MATERIAL SHOWN –
● ● ● ● ● ● ●

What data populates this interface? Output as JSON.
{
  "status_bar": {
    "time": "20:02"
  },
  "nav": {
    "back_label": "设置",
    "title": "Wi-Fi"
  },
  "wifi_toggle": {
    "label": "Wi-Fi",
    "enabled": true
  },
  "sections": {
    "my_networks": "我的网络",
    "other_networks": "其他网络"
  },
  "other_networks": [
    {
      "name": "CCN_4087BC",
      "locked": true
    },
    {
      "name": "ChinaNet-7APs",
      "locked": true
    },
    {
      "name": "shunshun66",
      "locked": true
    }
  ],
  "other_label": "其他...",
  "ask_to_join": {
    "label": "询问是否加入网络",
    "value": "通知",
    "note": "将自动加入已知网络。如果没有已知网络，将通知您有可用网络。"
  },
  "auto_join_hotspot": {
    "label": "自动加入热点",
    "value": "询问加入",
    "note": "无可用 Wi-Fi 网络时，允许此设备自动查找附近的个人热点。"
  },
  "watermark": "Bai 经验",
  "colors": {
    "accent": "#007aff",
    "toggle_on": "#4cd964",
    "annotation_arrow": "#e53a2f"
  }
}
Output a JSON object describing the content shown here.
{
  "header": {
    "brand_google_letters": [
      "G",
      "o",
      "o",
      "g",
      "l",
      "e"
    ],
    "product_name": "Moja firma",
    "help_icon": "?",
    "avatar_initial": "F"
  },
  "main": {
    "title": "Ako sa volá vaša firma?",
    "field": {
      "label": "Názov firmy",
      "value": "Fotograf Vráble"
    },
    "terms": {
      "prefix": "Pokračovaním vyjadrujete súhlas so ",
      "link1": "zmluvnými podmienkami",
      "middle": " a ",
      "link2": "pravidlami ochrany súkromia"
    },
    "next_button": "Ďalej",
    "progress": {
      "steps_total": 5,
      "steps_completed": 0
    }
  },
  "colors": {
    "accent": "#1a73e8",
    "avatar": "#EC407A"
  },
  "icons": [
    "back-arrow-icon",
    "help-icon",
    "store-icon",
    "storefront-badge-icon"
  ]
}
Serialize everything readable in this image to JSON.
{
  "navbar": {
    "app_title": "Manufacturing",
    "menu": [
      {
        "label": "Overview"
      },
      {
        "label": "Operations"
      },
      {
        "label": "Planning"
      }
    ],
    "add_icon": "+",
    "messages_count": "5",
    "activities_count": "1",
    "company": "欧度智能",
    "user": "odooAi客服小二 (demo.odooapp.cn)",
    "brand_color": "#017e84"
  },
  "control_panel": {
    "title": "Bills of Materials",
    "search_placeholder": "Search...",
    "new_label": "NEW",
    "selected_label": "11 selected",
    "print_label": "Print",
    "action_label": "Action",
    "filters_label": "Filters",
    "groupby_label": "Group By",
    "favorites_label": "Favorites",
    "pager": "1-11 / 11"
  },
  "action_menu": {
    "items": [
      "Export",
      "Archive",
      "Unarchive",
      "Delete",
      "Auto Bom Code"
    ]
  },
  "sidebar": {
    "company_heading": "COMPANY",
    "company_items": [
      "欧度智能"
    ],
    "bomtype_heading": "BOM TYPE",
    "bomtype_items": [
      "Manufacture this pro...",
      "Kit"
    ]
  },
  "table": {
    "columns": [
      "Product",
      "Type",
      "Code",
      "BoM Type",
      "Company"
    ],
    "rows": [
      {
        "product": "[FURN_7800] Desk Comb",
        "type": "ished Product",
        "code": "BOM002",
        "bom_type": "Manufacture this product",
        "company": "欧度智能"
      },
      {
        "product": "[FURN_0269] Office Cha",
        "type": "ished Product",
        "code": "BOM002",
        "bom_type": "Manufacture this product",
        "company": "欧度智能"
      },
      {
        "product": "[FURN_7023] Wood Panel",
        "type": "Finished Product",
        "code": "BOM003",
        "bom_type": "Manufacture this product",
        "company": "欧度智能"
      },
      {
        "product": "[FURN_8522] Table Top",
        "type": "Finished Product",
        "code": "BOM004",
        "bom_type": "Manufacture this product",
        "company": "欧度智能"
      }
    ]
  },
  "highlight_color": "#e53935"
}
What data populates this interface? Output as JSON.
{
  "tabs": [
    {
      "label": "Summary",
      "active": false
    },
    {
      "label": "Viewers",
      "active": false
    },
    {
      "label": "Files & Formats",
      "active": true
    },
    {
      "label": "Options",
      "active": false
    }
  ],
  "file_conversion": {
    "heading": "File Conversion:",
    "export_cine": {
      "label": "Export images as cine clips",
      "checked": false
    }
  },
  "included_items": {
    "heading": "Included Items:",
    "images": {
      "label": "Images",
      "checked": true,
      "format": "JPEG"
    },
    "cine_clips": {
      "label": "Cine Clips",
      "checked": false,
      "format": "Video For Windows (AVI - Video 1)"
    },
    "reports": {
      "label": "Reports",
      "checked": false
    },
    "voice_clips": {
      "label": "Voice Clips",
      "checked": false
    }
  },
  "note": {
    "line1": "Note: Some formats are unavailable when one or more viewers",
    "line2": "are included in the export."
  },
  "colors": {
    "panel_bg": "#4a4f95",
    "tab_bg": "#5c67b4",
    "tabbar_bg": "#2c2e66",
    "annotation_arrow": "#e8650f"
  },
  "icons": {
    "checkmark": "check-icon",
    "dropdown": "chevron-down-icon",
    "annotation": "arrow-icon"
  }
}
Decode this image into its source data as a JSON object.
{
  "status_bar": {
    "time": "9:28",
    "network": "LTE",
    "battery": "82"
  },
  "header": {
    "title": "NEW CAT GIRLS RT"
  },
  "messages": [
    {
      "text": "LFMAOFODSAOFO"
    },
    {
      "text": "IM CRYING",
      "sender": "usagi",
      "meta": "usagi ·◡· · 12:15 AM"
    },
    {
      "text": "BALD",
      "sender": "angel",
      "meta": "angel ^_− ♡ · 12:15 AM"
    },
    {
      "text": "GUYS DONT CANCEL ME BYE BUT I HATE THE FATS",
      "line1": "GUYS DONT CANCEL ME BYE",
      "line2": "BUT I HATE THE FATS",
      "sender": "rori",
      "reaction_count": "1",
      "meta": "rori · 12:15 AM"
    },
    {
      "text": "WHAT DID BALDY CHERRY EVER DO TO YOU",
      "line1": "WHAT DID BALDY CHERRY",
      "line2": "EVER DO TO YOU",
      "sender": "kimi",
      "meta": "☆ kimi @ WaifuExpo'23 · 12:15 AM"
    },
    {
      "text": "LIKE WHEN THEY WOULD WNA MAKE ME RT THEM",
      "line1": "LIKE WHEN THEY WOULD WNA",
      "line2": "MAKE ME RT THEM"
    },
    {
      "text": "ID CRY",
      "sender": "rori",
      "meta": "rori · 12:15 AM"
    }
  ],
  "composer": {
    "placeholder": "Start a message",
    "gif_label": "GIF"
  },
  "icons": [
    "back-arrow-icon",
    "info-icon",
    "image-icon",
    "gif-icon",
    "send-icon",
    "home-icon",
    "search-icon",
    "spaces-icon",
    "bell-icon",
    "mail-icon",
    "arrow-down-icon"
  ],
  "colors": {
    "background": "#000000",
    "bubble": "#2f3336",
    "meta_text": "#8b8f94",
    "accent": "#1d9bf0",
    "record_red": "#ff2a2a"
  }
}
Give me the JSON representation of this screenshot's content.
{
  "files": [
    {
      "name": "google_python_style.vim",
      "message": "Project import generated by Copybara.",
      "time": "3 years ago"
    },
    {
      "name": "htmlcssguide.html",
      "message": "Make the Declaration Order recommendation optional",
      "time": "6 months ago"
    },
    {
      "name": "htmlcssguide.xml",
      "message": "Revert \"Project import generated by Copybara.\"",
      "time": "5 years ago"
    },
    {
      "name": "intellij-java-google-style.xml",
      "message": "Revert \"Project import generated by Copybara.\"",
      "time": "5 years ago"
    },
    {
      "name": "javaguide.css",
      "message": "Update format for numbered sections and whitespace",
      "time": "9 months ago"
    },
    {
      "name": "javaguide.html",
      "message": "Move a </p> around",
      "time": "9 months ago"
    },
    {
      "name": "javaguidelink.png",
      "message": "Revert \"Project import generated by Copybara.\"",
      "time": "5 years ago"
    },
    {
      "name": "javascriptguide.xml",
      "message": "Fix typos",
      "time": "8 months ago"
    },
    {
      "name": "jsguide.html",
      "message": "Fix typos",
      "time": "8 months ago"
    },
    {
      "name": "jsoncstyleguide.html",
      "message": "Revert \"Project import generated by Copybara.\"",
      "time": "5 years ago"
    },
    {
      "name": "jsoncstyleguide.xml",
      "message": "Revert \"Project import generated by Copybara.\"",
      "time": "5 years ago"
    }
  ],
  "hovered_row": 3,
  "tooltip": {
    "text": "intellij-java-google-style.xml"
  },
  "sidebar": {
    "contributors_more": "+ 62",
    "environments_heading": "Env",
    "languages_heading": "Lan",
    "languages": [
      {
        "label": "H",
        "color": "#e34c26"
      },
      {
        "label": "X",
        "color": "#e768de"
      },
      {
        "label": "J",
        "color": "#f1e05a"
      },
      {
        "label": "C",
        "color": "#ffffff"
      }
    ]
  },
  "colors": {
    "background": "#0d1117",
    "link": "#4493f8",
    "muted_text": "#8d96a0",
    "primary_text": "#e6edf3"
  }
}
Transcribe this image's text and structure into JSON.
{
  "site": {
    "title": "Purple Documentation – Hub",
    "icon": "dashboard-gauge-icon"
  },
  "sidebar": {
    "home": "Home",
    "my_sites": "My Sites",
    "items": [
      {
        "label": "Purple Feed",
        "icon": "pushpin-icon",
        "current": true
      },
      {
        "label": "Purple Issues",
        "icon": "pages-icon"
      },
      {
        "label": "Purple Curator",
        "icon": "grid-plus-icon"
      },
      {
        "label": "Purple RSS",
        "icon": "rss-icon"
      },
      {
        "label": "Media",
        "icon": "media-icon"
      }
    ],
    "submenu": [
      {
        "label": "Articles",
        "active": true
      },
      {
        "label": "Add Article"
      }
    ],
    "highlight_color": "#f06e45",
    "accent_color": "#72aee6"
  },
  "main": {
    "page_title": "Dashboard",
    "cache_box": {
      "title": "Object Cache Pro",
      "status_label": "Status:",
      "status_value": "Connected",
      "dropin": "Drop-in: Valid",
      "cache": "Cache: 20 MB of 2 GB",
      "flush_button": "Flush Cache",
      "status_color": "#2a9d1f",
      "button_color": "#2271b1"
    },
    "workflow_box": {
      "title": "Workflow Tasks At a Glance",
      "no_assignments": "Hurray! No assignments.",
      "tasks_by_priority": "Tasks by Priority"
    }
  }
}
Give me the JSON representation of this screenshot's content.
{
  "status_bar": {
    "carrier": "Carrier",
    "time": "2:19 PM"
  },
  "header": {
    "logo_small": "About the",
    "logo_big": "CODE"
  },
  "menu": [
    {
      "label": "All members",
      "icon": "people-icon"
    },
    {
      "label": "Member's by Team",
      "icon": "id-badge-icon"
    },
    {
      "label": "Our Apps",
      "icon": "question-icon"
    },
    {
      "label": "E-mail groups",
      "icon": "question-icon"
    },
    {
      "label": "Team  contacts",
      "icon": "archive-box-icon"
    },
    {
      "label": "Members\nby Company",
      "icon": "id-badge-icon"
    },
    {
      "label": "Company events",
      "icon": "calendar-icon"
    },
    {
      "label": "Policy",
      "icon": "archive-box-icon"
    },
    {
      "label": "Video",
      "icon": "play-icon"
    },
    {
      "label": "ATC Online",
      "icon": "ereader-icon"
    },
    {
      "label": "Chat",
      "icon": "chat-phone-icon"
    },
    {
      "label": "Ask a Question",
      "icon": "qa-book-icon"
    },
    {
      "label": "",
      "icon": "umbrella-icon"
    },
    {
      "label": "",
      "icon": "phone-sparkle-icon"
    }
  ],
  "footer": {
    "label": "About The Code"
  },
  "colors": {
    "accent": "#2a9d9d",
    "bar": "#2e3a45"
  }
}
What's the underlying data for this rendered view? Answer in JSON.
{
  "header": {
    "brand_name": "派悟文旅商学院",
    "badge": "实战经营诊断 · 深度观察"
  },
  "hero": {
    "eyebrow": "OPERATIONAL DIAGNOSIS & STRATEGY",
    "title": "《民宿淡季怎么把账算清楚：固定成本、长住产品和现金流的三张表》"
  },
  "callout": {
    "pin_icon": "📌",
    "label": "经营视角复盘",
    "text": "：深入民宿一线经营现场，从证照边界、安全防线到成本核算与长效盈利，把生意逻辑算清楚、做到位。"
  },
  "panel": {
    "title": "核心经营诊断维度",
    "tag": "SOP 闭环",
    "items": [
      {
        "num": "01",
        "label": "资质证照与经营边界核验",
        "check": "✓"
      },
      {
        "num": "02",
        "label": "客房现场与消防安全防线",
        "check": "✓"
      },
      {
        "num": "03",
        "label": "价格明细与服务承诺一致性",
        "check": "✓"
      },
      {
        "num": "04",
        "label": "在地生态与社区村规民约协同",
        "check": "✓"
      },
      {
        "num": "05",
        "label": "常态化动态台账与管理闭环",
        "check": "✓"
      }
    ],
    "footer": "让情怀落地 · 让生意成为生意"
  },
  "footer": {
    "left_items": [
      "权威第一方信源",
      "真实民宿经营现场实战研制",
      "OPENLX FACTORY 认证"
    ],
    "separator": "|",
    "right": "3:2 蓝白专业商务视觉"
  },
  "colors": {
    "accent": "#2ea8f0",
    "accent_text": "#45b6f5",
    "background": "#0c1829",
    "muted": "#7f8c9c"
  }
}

● ● ● ● ● ● ●

Set out every line from the material that contains the string "background".

    "background": "#000000",
    "background": "#0d1117",
    "background": "#0c1829",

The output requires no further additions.